Set task: Extract all lines that hold the string "Alphabetize".
____
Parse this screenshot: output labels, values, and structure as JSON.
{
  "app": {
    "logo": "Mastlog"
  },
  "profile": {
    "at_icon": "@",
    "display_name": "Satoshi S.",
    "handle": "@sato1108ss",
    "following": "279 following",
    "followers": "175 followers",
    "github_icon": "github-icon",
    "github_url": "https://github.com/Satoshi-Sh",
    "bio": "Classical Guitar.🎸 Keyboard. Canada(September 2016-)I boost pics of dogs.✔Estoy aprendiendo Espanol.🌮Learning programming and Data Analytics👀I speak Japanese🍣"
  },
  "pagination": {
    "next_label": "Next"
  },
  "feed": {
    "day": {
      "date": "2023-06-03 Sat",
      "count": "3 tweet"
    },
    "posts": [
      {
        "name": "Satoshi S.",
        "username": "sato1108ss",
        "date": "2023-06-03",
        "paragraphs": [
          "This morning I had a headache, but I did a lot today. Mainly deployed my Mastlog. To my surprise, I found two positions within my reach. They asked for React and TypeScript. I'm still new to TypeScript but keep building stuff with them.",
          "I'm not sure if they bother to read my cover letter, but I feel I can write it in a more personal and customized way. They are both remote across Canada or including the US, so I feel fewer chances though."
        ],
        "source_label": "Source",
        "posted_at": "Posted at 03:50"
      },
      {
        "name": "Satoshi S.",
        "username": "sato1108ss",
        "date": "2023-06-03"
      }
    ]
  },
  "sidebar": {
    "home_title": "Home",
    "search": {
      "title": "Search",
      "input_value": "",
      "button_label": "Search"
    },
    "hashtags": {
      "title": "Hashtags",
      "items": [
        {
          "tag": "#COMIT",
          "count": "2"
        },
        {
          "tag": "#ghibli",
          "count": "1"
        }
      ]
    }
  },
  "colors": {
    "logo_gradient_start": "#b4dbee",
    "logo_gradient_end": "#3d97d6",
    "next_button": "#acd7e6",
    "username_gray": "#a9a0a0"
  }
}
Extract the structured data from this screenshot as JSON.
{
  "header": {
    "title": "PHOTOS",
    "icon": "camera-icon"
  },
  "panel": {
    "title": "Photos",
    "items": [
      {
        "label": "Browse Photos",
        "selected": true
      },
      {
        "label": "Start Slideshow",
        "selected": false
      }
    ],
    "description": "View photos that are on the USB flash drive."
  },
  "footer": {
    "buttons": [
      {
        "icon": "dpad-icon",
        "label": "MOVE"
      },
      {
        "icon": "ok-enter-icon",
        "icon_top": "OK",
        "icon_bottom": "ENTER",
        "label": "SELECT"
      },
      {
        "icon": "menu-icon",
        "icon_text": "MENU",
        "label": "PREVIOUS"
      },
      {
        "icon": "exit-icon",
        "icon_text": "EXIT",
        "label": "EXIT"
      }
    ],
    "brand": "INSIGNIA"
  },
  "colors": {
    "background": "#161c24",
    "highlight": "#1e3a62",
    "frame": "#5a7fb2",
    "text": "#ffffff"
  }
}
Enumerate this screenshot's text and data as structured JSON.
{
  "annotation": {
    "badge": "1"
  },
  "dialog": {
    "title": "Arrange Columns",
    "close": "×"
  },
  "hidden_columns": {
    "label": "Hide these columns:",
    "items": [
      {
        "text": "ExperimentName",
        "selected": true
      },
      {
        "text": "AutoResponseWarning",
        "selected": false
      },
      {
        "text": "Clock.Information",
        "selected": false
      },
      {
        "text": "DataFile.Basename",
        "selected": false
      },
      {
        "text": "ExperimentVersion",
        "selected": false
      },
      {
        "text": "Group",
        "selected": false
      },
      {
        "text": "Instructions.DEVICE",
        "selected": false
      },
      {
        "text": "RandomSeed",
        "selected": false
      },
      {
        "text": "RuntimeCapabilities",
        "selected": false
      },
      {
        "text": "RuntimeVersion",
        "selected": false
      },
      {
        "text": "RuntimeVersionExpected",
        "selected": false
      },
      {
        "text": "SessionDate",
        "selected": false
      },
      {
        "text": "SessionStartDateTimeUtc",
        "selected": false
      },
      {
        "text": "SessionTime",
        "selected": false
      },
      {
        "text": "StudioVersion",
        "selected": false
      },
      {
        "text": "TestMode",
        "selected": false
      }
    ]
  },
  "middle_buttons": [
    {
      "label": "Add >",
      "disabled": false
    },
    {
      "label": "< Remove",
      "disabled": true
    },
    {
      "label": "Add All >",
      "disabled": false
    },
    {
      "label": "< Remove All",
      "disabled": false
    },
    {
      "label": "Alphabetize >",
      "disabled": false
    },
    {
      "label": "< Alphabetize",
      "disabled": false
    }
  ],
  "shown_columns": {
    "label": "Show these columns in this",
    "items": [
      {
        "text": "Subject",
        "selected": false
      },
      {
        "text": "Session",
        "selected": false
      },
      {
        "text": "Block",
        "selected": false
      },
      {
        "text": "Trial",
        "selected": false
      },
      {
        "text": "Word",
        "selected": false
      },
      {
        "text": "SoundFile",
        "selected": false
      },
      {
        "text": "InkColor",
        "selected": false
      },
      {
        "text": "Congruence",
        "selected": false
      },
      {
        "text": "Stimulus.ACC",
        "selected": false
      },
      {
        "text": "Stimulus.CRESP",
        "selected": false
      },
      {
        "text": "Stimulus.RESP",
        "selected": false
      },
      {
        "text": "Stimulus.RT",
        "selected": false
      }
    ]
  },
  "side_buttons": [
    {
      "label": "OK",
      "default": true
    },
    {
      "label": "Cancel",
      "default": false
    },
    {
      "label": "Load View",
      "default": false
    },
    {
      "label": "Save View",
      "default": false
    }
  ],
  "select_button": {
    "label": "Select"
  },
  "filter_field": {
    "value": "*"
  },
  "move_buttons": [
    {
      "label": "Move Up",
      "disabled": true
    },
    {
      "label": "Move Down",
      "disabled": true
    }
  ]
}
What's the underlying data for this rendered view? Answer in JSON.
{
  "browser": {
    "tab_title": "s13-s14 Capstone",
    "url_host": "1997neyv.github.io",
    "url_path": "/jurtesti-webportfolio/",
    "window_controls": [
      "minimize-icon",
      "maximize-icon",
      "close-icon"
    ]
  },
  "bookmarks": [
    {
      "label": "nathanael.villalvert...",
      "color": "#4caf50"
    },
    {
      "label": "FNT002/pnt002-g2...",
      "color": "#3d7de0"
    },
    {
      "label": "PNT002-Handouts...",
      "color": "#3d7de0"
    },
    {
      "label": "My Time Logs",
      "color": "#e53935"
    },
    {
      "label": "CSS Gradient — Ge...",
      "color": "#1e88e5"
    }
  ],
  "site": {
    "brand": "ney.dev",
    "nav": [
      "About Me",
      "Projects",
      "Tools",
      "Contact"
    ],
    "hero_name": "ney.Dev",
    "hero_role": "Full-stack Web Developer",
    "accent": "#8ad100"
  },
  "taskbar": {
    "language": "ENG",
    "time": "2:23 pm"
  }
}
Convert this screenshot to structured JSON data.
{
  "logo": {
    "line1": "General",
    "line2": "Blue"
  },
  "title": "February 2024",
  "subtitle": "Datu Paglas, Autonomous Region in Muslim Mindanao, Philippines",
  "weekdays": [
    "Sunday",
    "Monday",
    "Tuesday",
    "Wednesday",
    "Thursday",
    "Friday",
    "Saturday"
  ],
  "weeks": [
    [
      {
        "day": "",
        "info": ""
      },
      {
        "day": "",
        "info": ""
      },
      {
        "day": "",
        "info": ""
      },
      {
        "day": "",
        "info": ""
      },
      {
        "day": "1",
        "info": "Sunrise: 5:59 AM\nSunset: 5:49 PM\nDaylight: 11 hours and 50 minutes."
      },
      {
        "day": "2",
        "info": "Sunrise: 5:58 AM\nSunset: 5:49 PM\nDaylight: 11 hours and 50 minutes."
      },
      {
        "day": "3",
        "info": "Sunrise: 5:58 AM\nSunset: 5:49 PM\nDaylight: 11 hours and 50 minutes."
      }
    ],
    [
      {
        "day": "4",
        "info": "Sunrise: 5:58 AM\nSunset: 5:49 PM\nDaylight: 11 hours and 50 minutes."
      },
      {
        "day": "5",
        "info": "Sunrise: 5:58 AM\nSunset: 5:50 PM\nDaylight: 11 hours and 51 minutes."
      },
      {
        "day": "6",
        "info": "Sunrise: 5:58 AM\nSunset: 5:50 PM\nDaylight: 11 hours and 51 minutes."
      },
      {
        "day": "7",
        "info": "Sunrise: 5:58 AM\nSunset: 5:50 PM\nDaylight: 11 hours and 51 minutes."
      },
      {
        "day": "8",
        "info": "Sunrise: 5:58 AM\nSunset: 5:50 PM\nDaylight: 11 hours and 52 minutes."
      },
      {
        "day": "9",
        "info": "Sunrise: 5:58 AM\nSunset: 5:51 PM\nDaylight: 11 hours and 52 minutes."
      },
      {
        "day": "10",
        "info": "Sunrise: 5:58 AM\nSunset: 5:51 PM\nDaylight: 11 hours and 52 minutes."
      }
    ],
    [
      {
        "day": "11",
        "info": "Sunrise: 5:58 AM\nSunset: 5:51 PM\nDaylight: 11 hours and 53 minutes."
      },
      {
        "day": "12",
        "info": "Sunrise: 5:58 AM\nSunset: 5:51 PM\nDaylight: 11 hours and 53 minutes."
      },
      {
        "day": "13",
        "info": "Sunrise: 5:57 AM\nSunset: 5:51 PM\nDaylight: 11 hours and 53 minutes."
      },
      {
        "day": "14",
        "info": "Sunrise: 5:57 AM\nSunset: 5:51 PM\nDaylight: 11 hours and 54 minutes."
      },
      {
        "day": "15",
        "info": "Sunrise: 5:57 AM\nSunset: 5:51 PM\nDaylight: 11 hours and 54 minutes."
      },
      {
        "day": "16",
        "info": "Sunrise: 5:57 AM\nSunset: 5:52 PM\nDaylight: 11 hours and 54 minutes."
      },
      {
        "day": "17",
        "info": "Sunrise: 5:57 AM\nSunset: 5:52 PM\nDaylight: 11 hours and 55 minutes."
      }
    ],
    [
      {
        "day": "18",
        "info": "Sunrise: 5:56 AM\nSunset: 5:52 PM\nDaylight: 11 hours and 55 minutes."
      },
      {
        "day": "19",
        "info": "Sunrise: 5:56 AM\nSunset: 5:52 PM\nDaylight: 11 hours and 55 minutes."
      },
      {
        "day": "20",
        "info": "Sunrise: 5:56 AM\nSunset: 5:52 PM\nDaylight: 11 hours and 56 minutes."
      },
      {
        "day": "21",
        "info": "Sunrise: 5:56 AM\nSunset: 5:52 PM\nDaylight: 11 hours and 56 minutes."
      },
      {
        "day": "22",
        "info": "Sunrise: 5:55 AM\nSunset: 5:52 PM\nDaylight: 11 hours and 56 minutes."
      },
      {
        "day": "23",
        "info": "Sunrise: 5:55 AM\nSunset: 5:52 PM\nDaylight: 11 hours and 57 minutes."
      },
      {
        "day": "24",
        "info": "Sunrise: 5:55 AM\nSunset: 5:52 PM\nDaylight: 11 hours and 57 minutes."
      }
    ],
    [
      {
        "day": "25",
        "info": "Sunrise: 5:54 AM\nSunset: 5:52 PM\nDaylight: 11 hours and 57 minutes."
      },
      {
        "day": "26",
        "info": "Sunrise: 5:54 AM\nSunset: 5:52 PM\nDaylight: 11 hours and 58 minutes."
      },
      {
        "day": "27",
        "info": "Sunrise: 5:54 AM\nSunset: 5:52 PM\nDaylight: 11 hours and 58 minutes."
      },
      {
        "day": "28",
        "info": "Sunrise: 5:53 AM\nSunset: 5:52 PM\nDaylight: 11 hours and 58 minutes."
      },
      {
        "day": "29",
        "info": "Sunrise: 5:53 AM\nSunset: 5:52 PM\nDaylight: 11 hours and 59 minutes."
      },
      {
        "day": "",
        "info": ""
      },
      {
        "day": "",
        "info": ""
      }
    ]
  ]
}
____
Task output:
      "label": "Alphabetize >",
      "label": "< Alphabetize",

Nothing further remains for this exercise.